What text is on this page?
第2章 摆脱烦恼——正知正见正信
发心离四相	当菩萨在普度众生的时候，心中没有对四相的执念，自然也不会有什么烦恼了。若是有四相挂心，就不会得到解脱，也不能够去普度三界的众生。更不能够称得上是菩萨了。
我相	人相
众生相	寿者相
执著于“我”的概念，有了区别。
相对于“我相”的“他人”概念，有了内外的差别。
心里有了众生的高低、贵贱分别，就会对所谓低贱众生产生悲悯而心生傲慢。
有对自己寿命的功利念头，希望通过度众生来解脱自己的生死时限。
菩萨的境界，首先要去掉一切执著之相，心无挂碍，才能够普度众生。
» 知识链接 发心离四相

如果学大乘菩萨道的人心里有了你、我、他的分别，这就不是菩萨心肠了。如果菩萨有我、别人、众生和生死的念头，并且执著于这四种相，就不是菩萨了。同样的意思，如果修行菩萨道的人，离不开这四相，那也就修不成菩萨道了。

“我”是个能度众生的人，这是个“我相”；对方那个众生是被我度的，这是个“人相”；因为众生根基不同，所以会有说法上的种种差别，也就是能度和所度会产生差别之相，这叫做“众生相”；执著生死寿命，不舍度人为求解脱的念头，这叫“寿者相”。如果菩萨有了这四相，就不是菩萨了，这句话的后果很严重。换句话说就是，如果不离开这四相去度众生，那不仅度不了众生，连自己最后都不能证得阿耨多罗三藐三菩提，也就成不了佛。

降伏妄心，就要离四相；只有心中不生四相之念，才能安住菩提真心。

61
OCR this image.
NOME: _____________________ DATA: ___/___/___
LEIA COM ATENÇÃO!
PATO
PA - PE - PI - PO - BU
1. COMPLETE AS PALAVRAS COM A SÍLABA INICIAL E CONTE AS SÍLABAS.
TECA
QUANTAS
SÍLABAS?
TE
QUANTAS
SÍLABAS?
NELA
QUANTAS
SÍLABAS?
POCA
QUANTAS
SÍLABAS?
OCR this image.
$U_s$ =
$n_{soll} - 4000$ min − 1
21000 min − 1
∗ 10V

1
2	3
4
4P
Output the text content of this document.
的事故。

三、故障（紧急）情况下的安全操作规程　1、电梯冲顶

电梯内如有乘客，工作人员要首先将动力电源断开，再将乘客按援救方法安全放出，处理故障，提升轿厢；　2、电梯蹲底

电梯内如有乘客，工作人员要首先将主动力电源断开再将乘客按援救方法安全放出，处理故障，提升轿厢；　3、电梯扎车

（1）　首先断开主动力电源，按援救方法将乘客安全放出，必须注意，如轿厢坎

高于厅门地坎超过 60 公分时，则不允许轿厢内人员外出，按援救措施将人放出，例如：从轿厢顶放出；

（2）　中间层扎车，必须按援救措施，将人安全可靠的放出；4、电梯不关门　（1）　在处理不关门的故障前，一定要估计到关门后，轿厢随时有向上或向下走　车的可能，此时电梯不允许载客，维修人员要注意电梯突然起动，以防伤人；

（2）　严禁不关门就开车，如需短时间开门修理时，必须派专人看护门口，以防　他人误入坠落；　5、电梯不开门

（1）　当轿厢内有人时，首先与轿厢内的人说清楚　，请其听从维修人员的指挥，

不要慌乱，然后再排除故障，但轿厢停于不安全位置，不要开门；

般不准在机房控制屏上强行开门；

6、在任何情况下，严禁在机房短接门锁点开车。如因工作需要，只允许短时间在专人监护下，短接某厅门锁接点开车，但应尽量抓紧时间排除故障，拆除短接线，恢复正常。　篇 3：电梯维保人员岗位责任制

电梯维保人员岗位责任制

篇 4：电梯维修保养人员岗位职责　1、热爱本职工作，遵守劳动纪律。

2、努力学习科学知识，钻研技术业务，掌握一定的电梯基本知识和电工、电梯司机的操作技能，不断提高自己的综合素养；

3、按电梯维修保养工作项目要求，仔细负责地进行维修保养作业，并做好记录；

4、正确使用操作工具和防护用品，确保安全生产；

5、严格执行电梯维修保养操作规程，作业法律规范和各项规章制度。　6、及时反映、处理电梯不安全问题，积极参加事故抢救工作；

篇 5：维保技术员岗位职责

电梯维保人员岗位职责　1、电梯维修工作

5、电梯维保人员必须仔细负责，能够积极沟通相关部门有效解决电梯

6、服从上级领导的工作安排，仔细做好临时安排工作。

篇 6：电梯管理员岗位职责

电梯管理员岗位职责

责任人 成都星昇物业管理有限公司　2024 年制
- - - - - - -
Every record above should be output exactly.

Reply to the exercise ▸
What text is on this page?
第2章 摆脱烦恼——正知正见正信
发心离四相	当菩萨在普度众生的时候，心中没有对四相的执念，自然也不会有什么烦恼了。若是有四相挂心，就不会得到解脱，也不能够去普度三界的众生。更不能够称得上是菩萨了。
我相	人相
众生相	寿者相
执著于“我”的概念，有了区别。
相对于“我相”的“他人”概念，有了内外的差别。
心里有了众生的高低、贵贱分别，就会对所谓低贱众生产生悲悯而心生傲慢。
有对自己寿命的功利念头，希望通过度众生来解脱自己的生死时限。
菩萨的境界，首先要去掉一切执著之相，心无挂碍，才能够普度众生。
» 知识链接 发心离四相

如果学大乘菩萨道的人心里有了你、我、他的分别，这就不是菩萨心肠了。如果菩萨有我、别人、众生和生死的念头，并且执著于这四种相，就不是菩萨了。同样的意思，如果修行菩萨道的人，离不开这四相，那也就修不成菩萨道了。

“我”是个能度众生的人，这是个“我相”；对方那个众生是被我度的，这是个“人相”；因为众生根基不同，所以会有说法上的种种差别，也就是能度和所度会产生差别之相，这叫做“众生相”；执著生死寿命，不舍度人为求解脱的念头，这叫“寿者相”。如果菩萨有了这四相，就不是菩萨了，这句话的后果很严重。换句话说就是，如果不离开这四相去度众生，那不仅度不了众生，连自己最后都不能证得阿耨多罗三藐三菩提，也就成不了佛。

降伏妄心，就要离四相；只有心中不生四相之念，才能安住菩提真心。

61
OCR this image.
NOME: _____________________ DATA: ___/___/___
LEIA COM ATENÇÃO!
PATO
PA - PE - PI - PO - BU
1. COMPLETE AS PALAVRAS COM A SÍLABA INICIAL E CONTE AS SÍLABAS.
TECA
QUANTAS
SÍLABAS?
TE
QUANTAS
SÍLABAS?
NELA
QUANTAS
SÍLABAS?
POCA
QUANTAS
SÍLABAS?
OCR this image.
$U_s$ =
$n_{soll} - 4000$ min − 1
21000 min − 1
∗ 10V

1
2	3
4
4P
Output the text content of this document.
的事故。

三、故障（紧急）情况下的安全操作规程　1、电梯冲顶

电梯内如有乘客，工作人员要首先将动力电源断开，再将乘客按援救方法安全放出，处理故障，提升轿厢；　2、电梯蹲底

电梯内如有乘客，工作人员要首先将主动力电源断开再将乘客按援救方法安全放出，处理故障，提升轿厢；　3、电梯扎车

（1）　首先断开主动力电源，按援救方法将乘客安全放出，必须注意，如轿厢坎

高于厅门地坎超过 60 公分时，则不允许轿厢内人员外出，按援救措施将人放出，例如：从轿厢顶放出；

（2）　中间层扎车，必须按援救措施，将人安全可靠的放出；4、电梯不关门　（1）　在处理不关门的故障前，一定要估计到关门后，轿厢随时有向上或向下走　车的可能，此时电梯不允许载客，维修人员要注意电梯突然起动，以防伤人；

（2）　严禁不关门就开车，如需短时间开门修理时，必须派专人看护门口，以防　他人误入坠落；　5、电梯不开门

（1）　当轿厢内有人时，首先与轿厢内的人说清楚　，请其听从维修人员的指挥，

不要慌乱，然后再排除故障，但轿厢停于不安全位置，不要开门；

般不准在机房控制屏上强行开门；

6、在任何情况下，严禁在机房短接门锁点开车。如因工作需要，只允许短时间在专人监护下，短接某厅门锁接点开车，但应尽量抓紧时间排除故障，拆除短接线，恢复正常。　篇 3：电梯维保人员岗位责任制

电梯维保人员岗位责任制

篇 4：电梯维修保养人员岗位职责　1、热爱本职工作，遵守劳动纪律。

2、努力学习科学知识，钻研技术业务，掌握一定的电梯基本知识和电工、电梯司机的操作技能，不断提高自己的综合素养；

3、按电梯维修保养工作项目要求，仔细负责地进行维修保养作业，并做好记录；

4、正确使用操作工具和防护用品，确保安全生产；

5、严格执行电梯维修保养操作规程，作业法律规范和各项规章制度。　6、及时反映、处理电梯不安全问题，积极参加事故抢救工作；

篇 5：维保技术员岗位职责

电梯维保人员岗位职责　1、电梯维修工作

5、电梯维保人员必须仔细负责，能够积极沟通相关部门有效解决电梯

6、服从上级领导的工作安排，仔细做好临时安排工作。

篇 6：电梯管理员岗位职责

电梯管理员岗位职责

责任人 成都星昇物业管理有限公司　2024 年制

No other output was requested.